Copy the lines that follow, keeping every character the same.

· · · ·

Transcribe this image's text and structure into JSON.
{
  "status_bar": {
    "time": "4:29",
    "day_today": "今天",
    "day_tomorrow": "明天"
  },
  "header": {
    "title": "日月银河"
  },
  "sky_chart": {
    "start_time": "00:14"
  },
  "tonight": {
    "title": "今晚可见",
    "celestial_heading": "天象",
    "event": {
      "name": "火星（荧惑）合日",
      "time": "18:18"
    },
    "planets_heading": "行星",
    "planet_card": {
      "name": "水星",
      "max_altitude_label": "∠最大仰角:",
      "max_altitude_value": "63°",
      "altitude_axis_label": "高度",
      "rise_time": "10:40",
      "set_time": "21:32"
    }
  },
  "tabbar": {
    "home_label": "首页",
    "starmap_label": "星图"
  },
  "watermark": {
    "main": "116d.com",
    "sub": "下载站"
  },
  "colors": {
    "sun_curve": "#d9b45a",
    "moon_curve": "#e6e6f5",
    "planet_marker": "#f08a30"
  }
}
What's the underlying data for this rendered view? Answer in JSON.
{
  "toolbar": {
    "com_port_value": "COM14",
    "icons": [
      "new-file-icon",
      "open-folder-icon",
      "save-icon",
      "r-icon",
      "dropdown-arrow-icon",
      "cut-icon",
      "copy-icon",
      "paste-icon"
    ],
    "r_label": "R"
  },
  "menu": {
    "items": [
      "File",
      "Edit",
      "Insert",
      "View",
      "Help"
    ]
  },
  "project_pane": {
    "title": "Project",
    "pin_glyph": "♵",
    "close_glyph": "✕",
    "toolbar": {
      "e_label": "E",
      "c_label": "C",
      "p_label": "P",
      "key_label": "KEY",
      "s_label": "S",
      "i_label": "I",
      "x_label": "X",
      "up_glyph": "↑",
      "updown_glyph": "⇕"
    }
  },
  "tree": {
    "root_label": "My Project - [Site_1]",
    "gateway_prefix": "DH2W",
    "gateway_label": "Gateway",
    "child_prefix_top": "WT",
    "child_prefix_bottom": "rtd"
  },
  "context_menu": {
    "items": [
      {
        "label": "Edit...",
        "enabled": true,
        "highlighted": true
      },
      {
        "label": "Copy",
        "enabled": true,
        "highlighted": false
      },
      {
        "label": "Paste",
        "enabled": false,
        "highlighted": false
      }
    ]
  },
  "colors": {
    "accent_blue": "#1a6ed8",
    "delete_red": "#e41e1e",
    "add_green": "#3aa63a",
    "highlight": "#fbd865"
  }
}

· · · ·

§ Solution
Transcribe this image's text and structure into JSON.
{
  "status_bar": {
    "time": "4:29",
    "day_today": "今天",
    "day_tomorrow": "明天"
  },
  "header": {
    "title": "日月银河"
  },
  "sky_chart": {
    "start_time": "00:14"
  },
  "tonight": {
    "title": "今晚可见",
    "celestial_heading": "天象",
    "event": {
      "name": "火星（荧惑）合日",
      "time": "18:18"
    },
    "planets_heading": "行星",
    "planet_card": {
      "name": "水星",
      "max_altitude_label": "∠最大仰角:",
      "max_altitude_value": "63°",
      "altitude_axis_label": "高度",
      "rise_time": "10:40",
      "set_time": "21:32"
    }
  },
  "tabbar": {
    "home_label": "首页",
    "starmap_label": "星图"
  },
  "watermark": {
    "main": "116d.com",
    "sub": "下载站"
  },
  "colors": {
    "sun_curve": "#d9b45a",
    "moon_curve": "#e6e6f5",
    "planet_marker": "#f08a30"
  }
}
What's the underlying data for this rendered view? Answer in JSON.
{
  "toolbar": {
    "com_port_value": "COM14",
    "icons": [
      "new-file-icon",
      "open-folder-icon",
      "save-icon",
      "r-icon",
      "dropdown-arrow-icon",
      "cut-icon",
      "copy-icon",
      "paste-icon"
    ],
    "r_label": "R"
  },
  "menu": {
    "items": [
      "File",
      "Edit",
      "Insert",
      "View",
      "Help"
    ]
  },
  "project_pane": {
    "title": "Project",
    "pin_glyph": "♵",
    "close_glyph": "✕",
    "toolbar": {
      "e_label": "E",
      "c_label": "C",
      "p_label": "P",
      "key_label": "KEY",
      "s_label": "S",
      "i_label": "I",
      "x_label": "X",
      "up_glyph": "↑",
      "updown_glyph": "⇕"
    }
  },
  "tree": {
    "root_label": "My Project - [Site_1]",
    "gateway_prefix": "DH2W",
    "gateway_label": "Gateway",
    "child_prefix_top": "WT",
    "child_prefix_bottom": "rtd"
  },
  "context_menu": {
    "items": [
      {
        "label": "Edit...",
        "enabled": true,
        "highlighted": true
      },
      {
        "label": "Copy",
        "enabled": true,
        "highlighted": false
      },
      {
        "label": "Paste",
        "enabled": false,
        "highlighted": false
      }
    ]
  },
  "colors": {
    "accent_blue": "#1a6ed8",
    "delete_red": "#e41e1e",
    "add_green": "#3aa63a",
    "highlight": "#fbd865"
  }
}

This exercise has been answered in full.